Set down every record once more, exactly as given.

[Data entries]
--------------------------------
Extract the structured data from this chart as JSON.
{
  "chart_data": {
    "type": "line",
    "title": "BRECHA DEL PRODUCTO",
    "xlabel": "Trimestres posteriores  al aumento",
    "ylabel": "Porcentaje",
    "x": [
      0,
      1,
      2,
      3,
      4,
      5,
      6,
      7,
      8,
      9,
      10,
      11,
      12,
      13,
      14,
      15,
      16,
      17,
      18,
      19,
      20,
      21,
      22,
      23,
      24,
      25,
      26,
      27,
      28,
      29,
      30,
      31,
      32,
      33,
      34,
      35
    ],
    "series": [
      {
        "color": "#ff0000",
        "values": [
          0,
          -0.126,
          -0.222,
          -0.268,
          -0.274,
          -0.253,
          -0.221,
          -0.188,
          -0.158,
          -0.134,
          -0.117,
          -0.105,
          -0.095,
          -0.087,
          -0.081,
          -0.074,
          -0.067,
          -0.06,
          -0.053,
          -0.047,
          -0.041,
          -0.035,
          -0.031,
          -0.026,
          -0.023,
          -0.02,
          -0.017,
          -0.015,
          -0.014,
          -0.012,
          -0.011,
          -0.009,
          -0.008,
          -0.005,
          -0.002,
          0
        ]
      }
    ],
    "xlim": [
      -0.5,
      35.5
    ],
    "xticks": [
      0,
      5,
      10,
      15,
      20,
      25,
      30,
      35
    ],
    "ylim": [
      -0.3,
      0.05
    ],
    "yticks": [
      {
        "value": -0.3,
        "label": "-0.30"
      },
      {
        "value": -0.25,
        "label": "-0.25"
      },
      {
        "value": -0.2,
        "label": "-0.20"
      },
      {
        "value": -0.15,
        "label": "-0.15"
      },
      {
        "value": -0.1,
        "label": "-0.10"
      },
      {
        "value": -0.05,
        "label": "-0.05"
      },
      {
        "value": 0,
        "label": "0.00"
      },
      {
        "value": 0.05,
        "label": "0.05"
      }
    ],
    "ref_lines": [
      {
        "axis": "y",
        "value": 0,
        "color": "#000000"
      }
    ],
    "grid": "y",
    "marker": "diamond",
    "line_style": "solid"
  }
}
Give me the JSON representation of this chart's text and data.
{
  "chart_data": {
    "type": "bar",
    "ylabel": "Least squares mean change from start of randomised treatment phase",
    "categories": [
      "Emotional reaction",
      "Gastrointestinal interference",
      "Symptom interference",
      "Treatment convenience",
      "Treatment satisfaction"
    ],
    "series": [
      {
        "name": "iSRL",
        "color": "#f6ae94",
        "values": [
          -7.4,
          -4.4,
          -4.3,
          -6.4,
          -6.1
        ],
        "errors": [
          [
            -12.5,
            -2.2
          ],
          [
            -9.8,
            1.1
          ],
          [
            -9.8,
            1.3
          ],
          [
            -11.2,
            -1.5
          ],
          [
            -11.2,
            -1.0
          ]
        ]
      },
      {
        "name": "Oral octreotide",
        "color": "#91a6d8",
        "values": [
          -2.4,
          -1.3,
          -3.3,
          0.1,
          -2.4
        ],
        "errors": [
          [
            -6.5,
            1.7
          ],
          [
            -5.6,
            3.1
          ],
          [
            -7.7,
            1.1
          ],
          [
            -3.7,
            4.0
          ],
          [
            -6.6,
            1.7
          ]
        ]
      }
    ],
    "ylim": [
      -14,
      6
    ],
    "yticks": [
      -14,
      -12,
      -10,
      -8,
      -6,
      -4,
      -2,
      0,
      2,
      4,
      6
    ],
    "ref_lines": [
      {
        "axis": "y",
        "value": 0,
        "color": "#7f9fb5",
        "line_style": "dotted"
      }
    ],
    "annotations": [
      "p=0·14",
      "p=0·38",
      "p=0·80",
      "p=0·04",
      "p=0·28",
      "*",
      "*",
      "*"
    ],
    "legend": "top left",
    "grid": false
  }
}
--------------------------------
__RESULT OF THIS TASK__:
Extract the structured data from this chart as JSON.
{
  "chart_data": {
    "type": "line",
    "title": "BRECHA DEL PRODUCTO",
    "xlabel": "Trimestres posteriores  al aumento",
    "ylabel": "Porcentaje",
    "x": [
      0,
      1,
      2,
      3,
      4,
      5,
      6,
      7,
      8,
      9,
      10,
      11,
      12,
      13,
      14,
      15,
      16,
      17,
      18,
      19,
      20,
      21,
      22,
      23,
      24,
      25,
      26,
      27,
      28,
      29,
      30,
      31,
      32,
      33,
      34,
      35
    ],
    "series": [
      {
        "color": "#ff0000",
        "values": [
          0,
          -0.126,
          -0.222,
          -0.268,
          -0.274,
          -0.253,
          -0.221,
          -0.188,
          -0.158,
          -0.134,
          -0.117,
          -0.105,
          -0.095,
          -0.087,
          -0.081,
          -0.074,
          -0.067,
          -0.06,
          -0.053,
          -0.047,
          -0.041,
          -0.035,
          -0.031,
          -0.026,
          -0.023,
          -0.02,
          -0.017,
          -0.015,
          -0.014,
          -0.012,
          -0.011,
          -0.009,
          -0.008,
          -0.005,
          -0.002,
          0
        ]
      }
    ],
    "xlim": [
      -0.5,
      35.5
    ],
    "xticks": [
      0,
      5,
      10,
      15,
      20,
      25,
      30,
      35
    ],
    "ylim": [
      -0.3,
      0.05
    ],
    "yticks": [
      {
        "value": -0.3,
        "label": "-0.30"
      },
      {
        "value": -0.25,
        "label": "-0.25"
      },
      {
        "value": -0.2,
        "label": "-0.20"
      },
      {
        "value": -0.15,
        "label": "-0.15"
      },
      {
        "value": -0.1,
        "label": "-0.10"
      },
      {
        "value": -0.05,
        "label": "-0.05"
      },
      {
        "value": 0,
        "label": "0.00"
      },
      {
        "value": 0.05,
        "label": "0.05"
      }
    ],
    "ref_lines": [
      {
        "axis": "y",
        "value": 0,
        "color": "#000000"
      }
    ],
    "grid": "y",
    "marker": "diamond",
    "line_style": "solid"
  }
}
Give me the JSON representation of this chart's text and data.
{
  "chart_data": {
    "type": "bar",
    "ylabel": "Least squares mean change from start of randomised treatment phase",
    "categories": [
      "Emotional reaction",
      "Gastrointestinal interference",
      "Symptom interference",
      "Treatment convenience",
      "Treatment satisfaction"
    ],
    "series": [
      {
        "name": "iSRL",
        "color": "#f6ae94",
        "values": [
          -7.4,
          -4.4,
          -4.3,
          -6.4,
          -6.1
        ],
        "errors": [
          [
            -12.5,
            -2.2
          ],
          [
            -9.8,
            1.1
          ],
          [
            -9.8,
            1.3
          ],
          [
            -11.2,
            -1.5
          ],
          [
            -11.2,
            -1.0
          ]
        ]
      },
      {
        "name": "Oral octreotide",
        "color": "#91a6d8",
        "values": [
          -2.4,
          -1.3,
          -3.3,
          0.1,
          -2.4
        ],
        "errors": [
          [
            -6.5,
            1.7
          ],
          [
            -5.6,
            3.1
          ],
          [
            -7.7,
            1.1
          ],
          [
            -3.7,
            4.0
          ],
          [
            -6.6,
            1.7
          ]
        ]
      }
    ],
    "ylim": [
      -14,
      6
    ],
    "yticks": [
      -14,
      -12,
      -10,
      -8,
      -6,
      -4,
      -2,
      0,
      2,
      4,
      6
    ],
    "ref_lines": [
      {
        "axis": "y",
        "value": 0,
        "color": "#7f9fb5",
        "line_style": "dotted"
      }
    ],
    "annotations": [
      "p=0·14",
      "p=0·38",
      "p=0·80",
      "p=0·04",
      "p=0·28",
      "*",
      "*",
      "*"
    ],
    "legend": "top left",
    "grid": false
  }
}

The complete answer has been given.